Given problem:
Reproduce all the lines exactly as they stand, apart from the pictures.

Task input:
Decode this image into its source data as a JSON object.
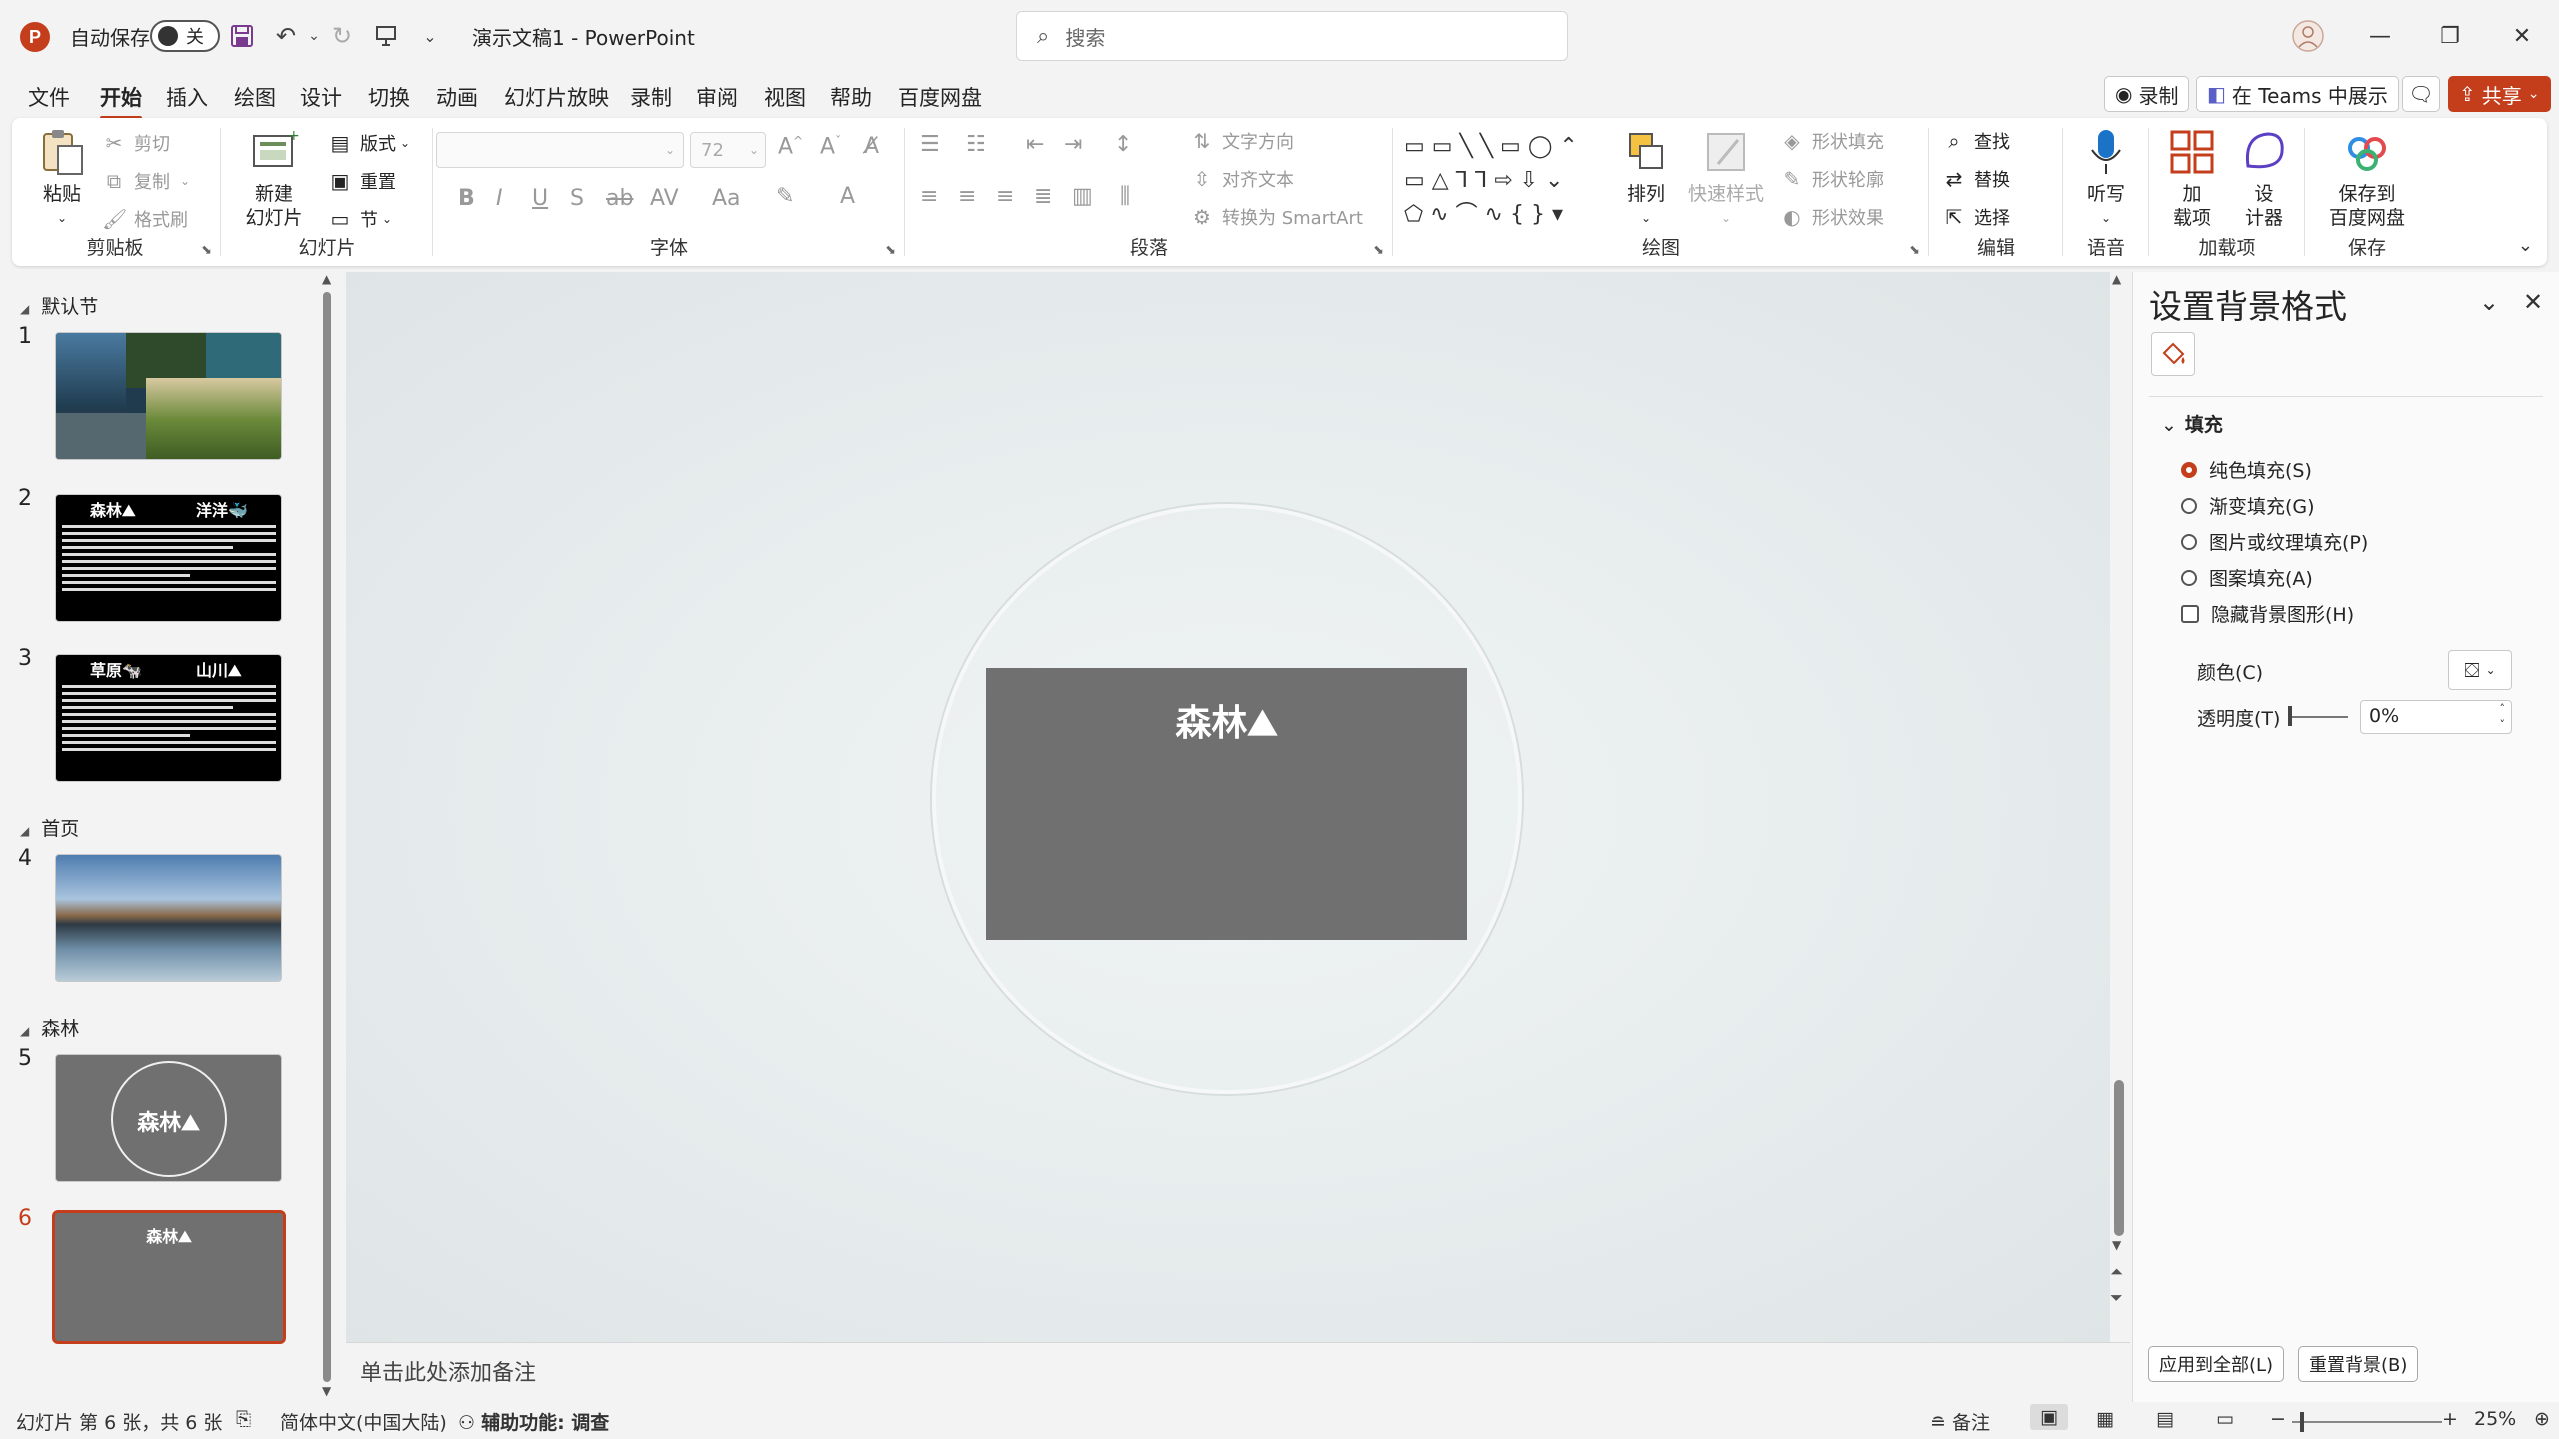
{
  "titlebar": {
    "autosave_label": "自动保存",
    "autosave_state": "关",
    "doc_title": "演示文稿1  -  PowerPoint",
    "search_placeholder": "搜索"
  },
  "menu": {
    "tabs": [
      "文件",
      "开始",
      "插入",
      "绘图",
      "设计",
      "切换",
      "动画",
      "幻灯片放映",
      "录制",
      "审阅",
      "视图",
      "帮助",
      "百度网盘"
    ],
    "active": "开始",
    "record_label": "录制",
    "teams_label": "在 Teams 中展示",
    "share_label": "共享"
  },
  "ribbon": {
    "clipboard": {
      "label": "剪贴板",
      "paste": "粘贴",
      "cut": "剪切",
      "copy": "复制",
      "format_painter": "格式刷"
    },
    "slides": {
      "label": "幻灯片",
      "new_slide_1": "新建",
      "new_slide_2": "幻灯片",
      "layout": "版式",
      "reset": "重置",
      "section": "节"
    },
    "font": {
      "label": "字体",
      "size": "72"
    },
    "paragraph": {
      "label": "段落",
      "text_direction": "文字方向",
      "align_text": "对齐文本",
      "smartart": "转换为 SmartArt"
    },
    "drawing": {
      "label": "绘图",
      "arrange": "排列",
      "quick_styles": "快速样式",
      "shape_fill": "形状填充",
      "shape_outline": "形状轮廓",
      "shape_effects": "形状效果"
    },
    "editing": {
      "label": "编辑",
      "find": "查找",
      "replace": "替换",
      "select": "选择"
    },
    "voice": {
      "label": "语音",
      "dictate": "听写"
    },
    "addins": {
      "label": "加载项",
      "addins_1": "加",
      "addins_2": "载项",
      "designer_1": "设",
      "designer_2": "计器"
    },
    "save": {
      "label": "保存",
      "save_1": "保存到",
      "save_2": "百度网盘"
    }
  },
  "thumbnails": {
    "sections": [
      {
        "name": "默认节"
      },
      {
        "name": "首页"
      },
      {
        "name": "森林"
      }
    ],
    "slides": [
      {
        "num": "1"
      },
      {
        "num": "2",
        "left_title": "森林⛰",
        "right_title": "洋洋🐳"
      },
      {
        "num": "3",
        "left_title": "草原🐄",
        "right_title": "山川⛰"
      },
      {
        "num": "4"
      },
      {
        "num": "5",
        "title": "森林⛰"
      },
      {
        "num": "6",
        "title": "森林⛰"
      }
    ],
    "selected": "6"
  },
  "slide": {
    "title": "森林⛰"
  },
  "notes_placeholder": "单击此处添加备注",
  "format_pane": {
    "title": "设置背景格式",
    "section": "填充",
    "options": [
      {
        "label": "纯色填充(S)",
        "checked": true
      },
      {
        "label": "渐变填充(G)",
        "checked": false
      },
      {
        "label": "图片或纹理填充(P)",
        "checked": false
      },
      {
        "label": "图案填充(A)",
        "checked": false
      }
    ],
    "hide_graphics": "隐藏背景图形(H)",
    "color_label": "颜色(C)",
    "transparency_label": "透明度(T)",
    "transparency_value": "0%",
    "apply_all": "应用到全部(L)",
    "reset_bg": "重置背景(B)"
  },
  "statusbar": {
    "slide_info": "幻灯片 第 6 张，共 6 张",
    "language": "简体中文(中国大陆)",
    "accessibility": "辅助功能: 调查",
    "notes": "备注",
    "zoom": "25%"
  },
  "colors": {
    "accent": "#c43e1c",
    "slide_bg": "#707070"
  }
}
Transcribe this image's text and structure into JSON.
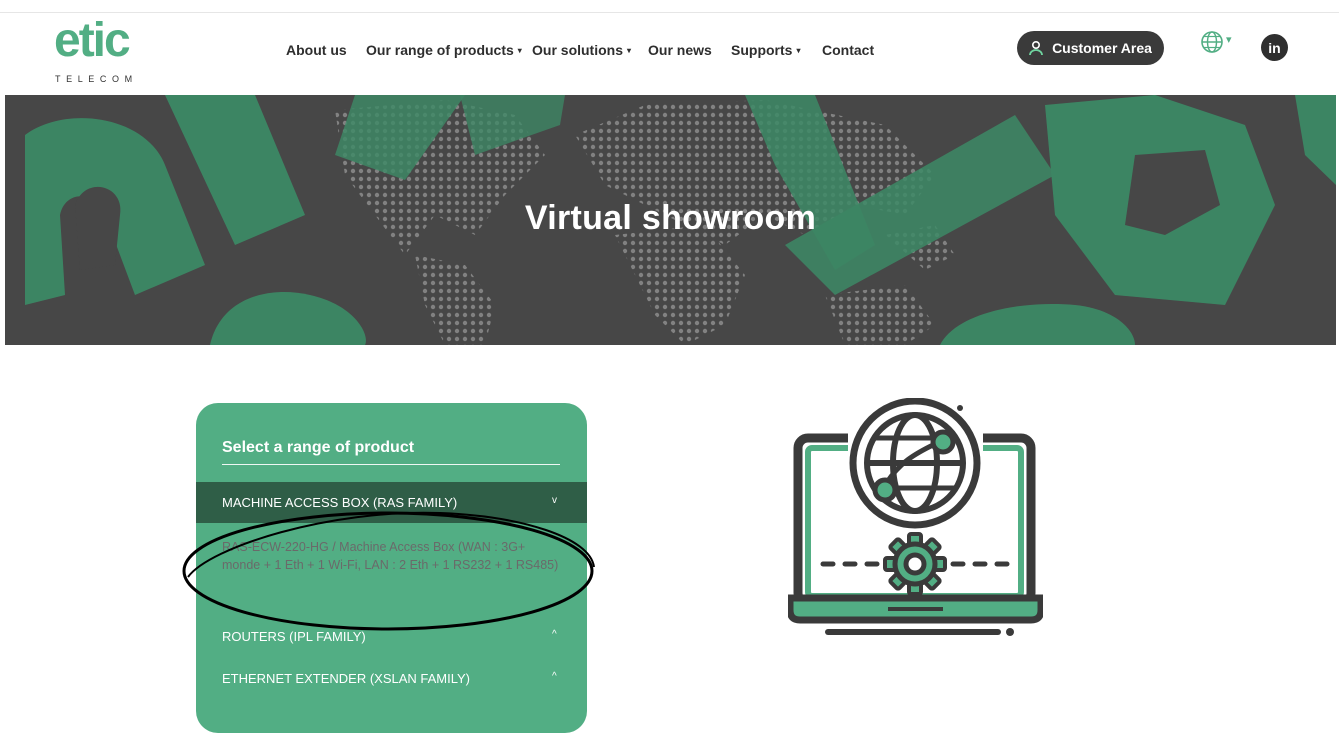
{
  "brand": {
    "logo_text": "etic",
    "logo_subtext": "TELECOM",
    "accent": "#52ae84",
    "dark": "#3a3a3a"
  },
  "nav": {
    "items": [
      {
        "label": "About us",
        "dropdown": false
      },
      {
        "label": "Our range of products",
        "dropdown": true
      },
      {
        "label": "Our solutions",
        "dropdown": true
      },
      {
        "label": "Our news",
        "dropdown": false
      },
      {
        "label": "Supports",
        "dropdown": true
      },
      {
        "label": "Contact",
        "dropdown": false
      }
    ],
    "caret": "▾"
  },
  "header_actions": {
    "customer_area": "Customer Area",
    "customer_icon": "user-icon",
    "language_icon": "globe-icon",
    "language_caret": "▾",
    "social": "in"
  },
  "hero": {
    "title": "Virtual showroom"
  },
  "selector": {
    "title": "Select a range of product",
    "groups": [
      {
        "label": "MACHINE ACCESS BOX (RAS FAMILY)",
        "arrow": "v",
        "expanded": true
      },
      {
        "label": "ROUTERS (IPL FAMILY)",
        "arrow": "^",
        "expanded": false
      },
      {
        "label": "ETHERNET EXTENDER (XSLAN FAMILY)",
        "arrow": "^",
        "expanded": false
      }
    ],
    "expanded_item": "RAS-ECW-220-HG / Machine Access Box (WAN : 3G+ monde + 1 Eth + 1 Wi-Fi, LAN : 2 Eth + 1 RS232 + 1 RS485)"
  },
  "illustration": {
    "icon": "laptop-globe-gear-icon"
  }
}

Problem solution:
Decode this image into its source data as a JSON object.
{
  "titlebar": {
    "autosave_label": "自动保存",
    "autosave_state": "关",
    "doc_title": "演示文稿1  -  PowerPoint",
    "search_placeholder": "搜索"
  },
  "menu": {
    "tabs": [
      "文件",
      "开始",
      "插入",
      "绘图",
      "设计",
      "切换",
      "动画",
      "幻灯片放映",
      "录制",
      "审阅",
      "视图",
      "帮助",
      "百度网盘"
    ],
    "active": "开始",
    "record_label": "录制",
    "teams_label": "在 Teams 中展示",
    "share_label": "共享"
  },
  "ribbon": {
    "clipboard": {
      "label": "剪贴板",
      "paste": "粘贴",
      "cut": "剪切",
      "copy": "复制",
      "format_painter": "格式刷"
    },
    "slides": {
      "label": "幻灯片",
      "new_slide_1": "新建",
      "new_slide_2": "幻灯片",
      "layout": "版式",
      "reset": "重置",
      "section": "节"
    },
    "font": {
      "label": "字体",
      "size": "72"
    },
    "paragraph": {
      "label": "段落",
      "text_direction": "文字方向",
      "align_text": "对齐文本",
      "smartart": "转换为 SmartArt"
    },
    "drawing": {
      "label": "绘图",
      "arrange": "排列",
      "quick_styles": "快速样式",
      "shape_fill": "形状填充",
      "shape_outline": "形状轮廓",
      "shape_effects": "形状效果"
    },
    "editing": {
      "label": "编辑",
      "find": "查找",
      "replace": "替换",
      "select": "选择"
    },
    "voice": {
      "label": "语音",
      "dictate": "听写"
    },
    "addins": {
      "label": "加载项",
      "addins_1": "加",
      "addins_2": "载项",
      "designer_1": "设",
      "designer_2": "计器"
    },
    "save": {
      "label": "保存",
      "save_1": "保存到",
      "save_2": "百度网盘"
    }
  },
  "thumbnails": {
    "sections": [
      {
        "name": "默认节"
      },
      {
        "name": "首页"
      },
      {
        "name": "森林"
      }
    ],
    "slides": [
      {
        "num": "1"
      },
      {
        "num": "2",
        "left_title": "森林⛰",
        "right_title": "洋洋🐳"
      },
      {
        "num": "3",
        "left_title": "草原🐄",
        "right_title": "山川⛰"
      },
      {
        "num": "4"
      },
      {
        "num": "5",
        "title": "森林⛰"
      },
      {
        "num": "6",
        "title": "森林⛰"
      }
    ],
    "selected": "6"
  },
  "slide": {
    "title": "森林⛰"
  },
  "notes_placeholder": "单击此处添加备注",
  "format_pane": {
    "title": "设置背景格式",
    "section": "填充",
    "options": [
      {
        "label": "纯色填充(S)",
        "checked": true
      },
      {
        "label": "渐变填充(G)",
        "checked": false
      },
      {
        "label": "图片或纹理填充(P)",
        "checked": false
      },
      {
        "label": "图案填充(A)",
        "checked": false
      }
    ],
    "hide_graphics": "隐藏背景图形(H)",
    "color_label": "颜色(C)",
    "transparency_label": "透明度(T)",
    "transparency_value": "0%",
    "apply_all": "应用到全部(L)",
    "reset_bg": "重置背景(B)"
  },
  "statusbar": {
    "slide_info": "幻灯片 第 6 张，共 6 张",
    "language": "简体中文(中国大陆)",
    "accessibility": "辅助功能: 调查",
    "notes": "备注",
    "zoom": "25%"
  },
  "colors": {
    "accent": "#c43e1c",
    "slide_bg": "#707070"
  }
}
Transcribe this image's text and structure into JSON.
{
  "brand": {
    "logo_text": "etic",
    "logo_subtext": "TELECOM",
    "accent": "#52ae84",
    "dark": "#3a3a3a"
  },
  "nav": {
    "items": [
      {
        "label": "About us",
        "dropdown": false
      },
      {
        "label": "Our range of products",
        "dropdown": true
      },
      {
        "label": "Our solutions",
        "dropdown": true
      },
      {
        "label": "Our news",
        "dropdown": false
      },
      {
        "label": "Supports",
        "dropdown": true
      },
      {
        "label": "Contact",
        "dropdown": false
      }
    ],
    "caret": "▾"
  },
  "header_actions": {
    "customer_area": "Customer Area",
    "customer_icon": "user-icon",
    "language_icon": "globe-icon",
    "language_caret": "▾",
    "social": "in"
  },
  "hero": {
    "title": "Virtual showroom"
  },
  "selector": {
    "title": "Select a range of product",
    "groups": [
      {
        "label": "MACHINE ACCESS BOX (RAS FAMILY)",
        "arrow": "v",
        "expanded": true
      },
      {
        "label": "ROUTERS (IPL FAMILY)",
        "arrow": "^",
        "expanded": false
      },
      {
        "label": "ETHERNET EXTENDER (XSLAN FAMILY)",
        "arrow": "^",
        "expanded": false
      }
    ],
    "expanded_item": "RAS-ECW-220-HG / Machine Access Box (WAN : 3G+ monde + 1 Eth + 1 Wi-Fi, LAN : 2 Eth + 1 RS232 + 1 RS485)"
  },
  "illustration": {
    "icon": "laptop-globe-gear-icon"
  }
}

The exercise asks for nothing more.